** BEGIN Excerpted records **

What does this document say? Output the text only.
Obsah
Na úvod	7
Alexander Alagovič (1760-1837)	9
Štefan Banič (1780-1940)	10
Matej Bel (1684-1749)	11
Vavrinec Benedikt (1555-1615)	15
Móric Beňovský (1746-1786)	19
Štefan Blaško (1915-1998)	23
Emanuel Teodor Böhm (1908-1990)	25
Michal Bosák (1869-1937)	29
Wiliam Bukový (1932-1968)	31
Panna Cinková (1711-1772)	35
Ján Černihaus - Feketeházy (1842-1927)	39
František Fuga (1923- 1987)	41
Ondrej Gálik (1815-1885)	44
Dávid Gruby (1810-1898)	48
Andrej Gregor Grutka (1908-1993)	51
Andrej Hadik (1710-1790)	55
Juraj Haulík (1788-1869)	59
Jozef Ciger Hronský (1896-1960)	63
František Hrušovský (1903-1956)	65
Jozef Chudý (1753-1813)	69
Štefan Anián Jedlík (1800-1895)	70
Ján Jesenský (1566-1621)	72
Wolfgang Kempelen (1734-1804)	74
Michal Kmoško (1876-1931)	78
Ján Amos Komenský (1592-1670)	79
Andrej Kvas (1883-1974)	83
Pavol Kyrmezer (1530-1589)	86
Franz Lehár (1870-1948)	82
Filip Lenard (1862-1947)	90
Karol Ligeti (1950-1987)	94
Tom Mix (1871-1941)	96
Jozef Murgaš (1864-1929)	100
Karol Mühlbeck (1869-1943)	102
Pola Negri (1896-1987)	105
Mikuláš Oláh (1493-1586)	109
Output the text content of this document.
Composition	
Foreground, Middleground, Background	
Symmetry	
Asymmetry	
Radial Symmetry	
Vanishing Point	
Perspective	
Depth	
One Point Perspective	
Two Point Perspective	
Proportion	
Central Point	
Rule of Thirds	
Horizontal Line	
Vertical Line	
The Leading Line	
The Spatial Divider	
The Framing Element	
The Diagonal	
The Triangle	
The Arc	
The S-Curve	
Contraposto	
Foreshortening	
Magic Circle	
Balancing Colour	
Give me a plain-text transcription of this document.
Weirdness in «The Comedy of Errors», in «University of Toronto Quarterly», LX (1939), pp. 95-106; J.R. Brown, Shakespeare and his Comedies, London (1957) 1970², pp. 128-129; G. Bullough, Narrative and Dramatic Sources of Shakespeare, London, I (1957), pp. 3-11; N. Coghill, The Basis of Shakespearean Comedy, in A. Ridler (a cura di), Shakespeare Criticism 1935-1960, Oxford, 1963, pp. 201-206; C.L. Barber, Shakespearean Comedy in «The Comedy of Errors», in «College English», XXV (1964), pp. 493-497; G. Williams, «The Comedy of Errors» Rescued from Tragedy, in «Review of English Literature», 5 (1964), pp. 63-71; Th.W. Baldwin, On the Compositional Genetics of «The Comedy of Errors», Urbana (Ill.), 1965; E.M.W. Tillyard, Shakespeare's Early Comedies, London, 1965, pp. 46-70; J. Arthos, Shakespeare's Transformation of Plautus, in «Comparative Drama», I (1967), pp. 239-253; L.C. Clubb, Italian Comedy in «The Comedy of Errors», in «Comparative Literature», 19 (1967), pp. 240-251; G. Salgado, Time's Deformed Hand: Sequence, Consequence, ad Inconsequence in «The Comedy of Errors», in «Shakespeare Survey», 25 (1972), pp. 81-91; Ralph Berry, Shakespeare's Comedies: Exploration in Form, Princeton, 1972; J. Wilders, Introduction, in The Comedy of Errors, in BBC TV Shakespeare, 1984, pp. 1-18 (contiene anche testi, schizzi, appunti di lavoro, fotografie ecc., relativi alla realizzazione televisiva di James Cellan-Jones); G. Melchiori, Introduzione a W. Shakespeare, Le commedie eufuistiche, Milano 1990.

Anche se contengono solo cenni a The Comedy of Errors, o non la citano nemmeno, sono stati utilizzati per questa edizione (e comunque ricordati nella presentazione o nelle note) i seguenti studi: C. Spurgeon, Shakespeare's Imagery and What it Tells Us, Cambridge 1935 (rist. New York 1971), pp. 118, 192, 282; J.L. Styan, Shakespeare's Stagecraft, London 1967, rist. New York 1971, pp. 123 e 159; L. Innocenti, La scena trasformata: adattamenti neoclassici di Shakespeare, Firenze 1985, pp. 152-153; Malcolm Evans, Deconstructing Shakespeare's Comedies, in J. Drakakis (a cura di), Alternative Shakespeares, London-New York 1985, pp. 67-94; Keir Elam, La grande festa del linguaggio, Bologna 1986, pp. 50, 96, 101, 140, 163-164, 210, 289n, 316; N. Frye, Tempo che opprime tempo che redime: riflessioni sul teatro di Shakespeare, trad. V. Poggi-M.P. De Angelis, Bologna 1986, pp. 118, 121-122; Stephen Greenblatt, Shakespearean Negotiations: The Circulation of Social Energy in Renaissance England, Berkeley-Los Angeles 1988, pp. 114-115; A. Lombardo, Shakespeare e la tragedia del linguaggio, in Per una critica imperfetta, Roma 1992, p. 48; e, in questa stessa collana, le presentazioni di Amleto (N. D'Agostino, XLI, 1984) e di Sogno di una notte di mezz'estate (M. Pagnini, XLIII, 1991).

** END Excerpted records **

§ Aim of the exercise: Output an exact copy of each record.

§ Response:
What does this document say? Output the text only.
Obsah
Na úvod	7
Alexander Alagovič (1760-1837)	9
Štefan Banič (1780-1940)	10
Matej Bel (1684-1749)	11
Vavrinec Benedikt (1555-1615)	15
Móric Beňovský (1746-1786)	19
Štefan Blaško (1915-1998)	23
Emanuel Teodor Böhm (1908-1990)	25
Michal Bosák (1869-1937)	29
Wiliam Bukový (1932-1968)	31
Panna Cinková (1711-1772)	35
Ján Černihaus - Feketeházy (1842-1927)	39
František Fuga (1923- 1987)	41
Ondrej Gálik (1815-1885)	44
Dávid Gruby (1810-1898)	48
Andrej Gregor Grutka (1908-1993)	51
Andrej Hadik (1710-1790)	55
Juraj Haulík (1788-1869)	59
Jozef Ciger Hronský (1896-1960)	63
František Hrušovský (1903-1956)	65
Jozef Chudý (1753-1813)	69
Štefan Anián Jedlík (1800-1895)	70
Ján Jesenský (1566-1621)	72
Wolfgang Kempelen (1734-1804)	74
Michal Kmoško (1876-1931)	78
Ján Amos Komenský (1592-1670)	79
Andrej Kvas (1883-1974)	83
Pavol Kyrmezer (1530-1589)	86
Franz Lehár (1870-1948)	82
Filip Lenard (1862-1947)	90
Karol Ligeti (1950-1987)	94
Tom Mix (1871-1941)	96
Jozef Murgaš (1864-1929)	100
Karol Mühlbeck (1869-1943)	102
Pola Negri (1896-1987)	105
Mikuláš Oláh (1493-1586)	109
Output the text content of this document.
Composition	
Foreground, Middleground, Background	
Symmetry	
Asymmetry	
Radial Symmetry	
Vanishing Point	
Perspective	
Depth	
One Point Perspective	
Two Point Perspective	
Proportion	
Central Point	
Rule of Thirds	
Horizontal Line	
Vertical Line	
The Leading Line	
The Spatial Divider	
The Framing Element	
The Diagonal	
The Triangle	
The Arc	
The S-Curve	
Contraposto	
Foreshortening	
Magic Circle	
Balancing Colour	
Give me a plain-text transcription of this document.
Weirdness in «The Comedy of Errors», in «University of Toronto Quarterly», LX (1939), pp. 95-106; J.R. Brown, Shakespeare and his Comedies, London (1957) 1970², pp. 128-129; G. Bullough, Narrative and Dramatic Sources of Shakespeare, London, I (1957), pp. 3-11; N. Coghill, The Basis of Shakespearean Comedy, in A. Ridler (a cura di), Shakespeare Criticism 1935-1960, Oxford, 1963, pp. 201-206; C.L. Barber, Shakespearean Comedy in «The Comedy of Errors», in «College English», XXV (1964), pp. 493-497; G. Williams, «The Comedy of Errors» Rescued from Tragedy, in «Review of English Literature», 5 (1964), pp. 63-71; Th.W. Baldwin, On the Compositional Genetics of «The Comedy of Errors», Urbana (Ill.), 1965; E.M.W. Tillyard, Shakespeare's Early Comedies, London, 1965, pp. 46-70; J. Arthos, Shakespeare's Transformation of Plautus, in «Comparative Drama», I (1967), pp. 239-253; L.C. Clubb, Italian Comedy in «The Comedy of Errors», in «Comparative Literature», 19 (1967), pp. 240-251; G. Salgado, Time's Deformed Hand: Sequence, Consequence, ad Inconsequence in «The Comedy of Errors», in «Shakespeare Survey», 25 (1972), pp. 81-91; Ralph Berry, Shakespeare's Comedies: Exploration in Form, Princeton, 1972; J. Wilders, Introduction, in The Comedy of Errors, in BBC TV Shakespeare, 1984, pp. 1-18 (contiene anche testi, schizzi, appunti di lavoro, fotografie ecc., relativi alla realizzazione televisiva di James Cellan-Jones); G. Melchiori, Introduzione a W. Shakespeare, Le commedie eufuistiche, Milano 1990.

Anche se contengono solo cenni a The Comedy of Errors, o non la citano nemmeno, sono stati utilizzati per questa edizione (e comunque ricordati nella presentazione o nelle note) i seguenti studi: C. Spurgeon, Shakespeare's Imagery and What it Tells Us, Cambridge 1935 (rist. New York 1971), pp. 118, 192, 282; J.L. Styan, Shakespeare's Stagecraft, London 1967, rist. New York 1971, pp. 123 e 159; L. Innocenti, La scena trasformata: adattamenti neoclassici di Shakespeare, Firenze 1985, pp. 152-153; Malcolm Evans, Deconstructing Shakespeare's Comedies, in J. Drakakis (a cura di), Alternative Shakespeares, London-New York 1985, pp. 67-94; Keir Elam, La grande festa del linguaggio, Bologna 1986, pp. 50, 96, 101, 140, 163-164, 210, 289n, 316; N. Frye, Tempo che opprime tempo che redime: riflessioni sul teatro di Shakespeare, trad. V. Poggi-M.P. De Angelis, Bologna 1986, pp. 118, 121-122; Stephen Greenblatt, Shakespearean Negotiations: The Circulation of Social Energy in Renaissance England, Berkeley-Los Angeles 1988, pp. 114-115; A. Lombardo, Shakespeare e la tragedia del linguaggio, in Per una critica imperfetta, Roma 1992, p. 48; e, in questa stessa collana, le presentazioni di Amleto (N. D'Agostino, XLI, 1984) e di Sogno di una notte di mezz'estate (M. Pagnini, XLIII, 1991).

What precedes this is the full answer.